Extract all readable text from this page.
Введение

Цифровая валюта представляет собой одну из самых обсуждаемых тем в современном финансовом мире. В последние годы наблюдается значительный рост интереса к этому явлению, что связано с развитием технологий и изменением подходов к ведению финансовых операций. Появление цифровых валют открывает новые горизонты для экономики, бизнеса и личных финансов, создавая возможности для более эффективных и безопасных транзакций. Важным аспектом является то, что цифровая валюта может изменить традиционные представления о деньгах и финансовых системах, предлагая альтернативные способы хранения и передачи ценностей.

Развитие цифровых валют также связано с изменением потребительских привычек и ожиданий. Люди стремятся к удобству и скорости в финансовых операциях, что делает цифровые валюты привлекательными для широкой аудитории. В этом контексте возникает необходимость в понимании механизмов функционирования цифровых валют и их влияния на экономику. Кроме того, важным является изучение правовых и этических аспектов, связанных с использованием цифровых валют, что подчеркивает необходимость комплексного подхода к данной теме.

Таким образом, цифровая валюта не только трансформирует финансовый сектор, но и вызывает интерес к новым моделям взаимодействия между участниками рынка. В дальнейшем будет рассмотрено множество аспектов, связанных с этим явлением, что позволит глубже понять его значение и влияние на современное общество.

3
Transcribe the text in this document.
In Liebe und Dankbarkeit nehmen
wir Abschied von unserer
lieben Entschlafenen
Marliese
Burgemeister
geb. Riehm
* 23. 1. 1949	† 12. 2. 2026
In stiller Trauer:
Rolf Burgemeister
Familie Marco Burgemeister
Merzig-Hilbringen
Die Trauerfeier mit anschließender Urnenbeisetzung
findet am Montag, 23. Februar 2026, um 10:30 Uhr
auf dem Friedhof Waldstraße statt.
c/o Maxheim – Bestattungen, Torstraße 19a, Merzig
═══
* GIVEN REQUEST
Please repeat the listing above in full and exactly.

* FINAL RESULT
Extract all readable text from this page.
Введение

Цифровая валюта представляет собой одну из самых обсуждаемых тем в современном финансовом мире. В последние годы наблюдается значительный рост интереса к этому явлению, что связано с развитием технологий и изменением подходов к ведению финансовых операций. Появление цифровых валют открывает новые горизонты для экономики, бизнеса и личных финансов, создавая возможности для более эффективных и безопасных транзакций. Важным аспектом является то, что цифровая валюта может изменить традиционные представления о деньгах и финансовых системах, предлагая альтернативные способы хранения и передачи ценностей.

Развитие цифровых валют также связано с изменением потребительских привычек и ожиданий. Люди стремятся к удобству и скорости в финансовых операциях, что делает цифровые валюты привлекательными для широкой аудитории. В этом контексте возникает необходимость в понимании механизмов функционирования цифровых валют и их влияния на экономику. Кроме того, важным является изучение правовых и этических аспектов, связанных с использованием цифровых валют, что подчеркивает необходимость комплексного подхода к данной теме.

Таким образом, цифровая валюта не только трансформирует финансовый сектор, но и вызывает интерес к новым моделям взаимодействия между участниками рынка. В дальнейшем будет рассмотрено множество аспектов, связанных с этим явлением, что позволит глубже понять его значение и влияние на современное общество.

3
Transcribe the text in this document.
In Liebe und Dankbarkeit nehmen
wir Abschied von unserer
lieben Entschlafenen
Marliese
Burgemeister
geb. Riehm
* 23. 1. 1949	† 12. 2. 2026
In stiller Trauer:
Rolf Burgemeister
Familie Marco Burgemeister
Merzig-Hilbringen
Die Trauerfeier mit anschließender Urnenbeisetzung
findet am Montag, 23. Februar 2026, um 10:30 Uhr
auf dem Friedhof Waldstraße statt.
c/o Maxheim – Bestattungen, Torstraße 19a, Merzig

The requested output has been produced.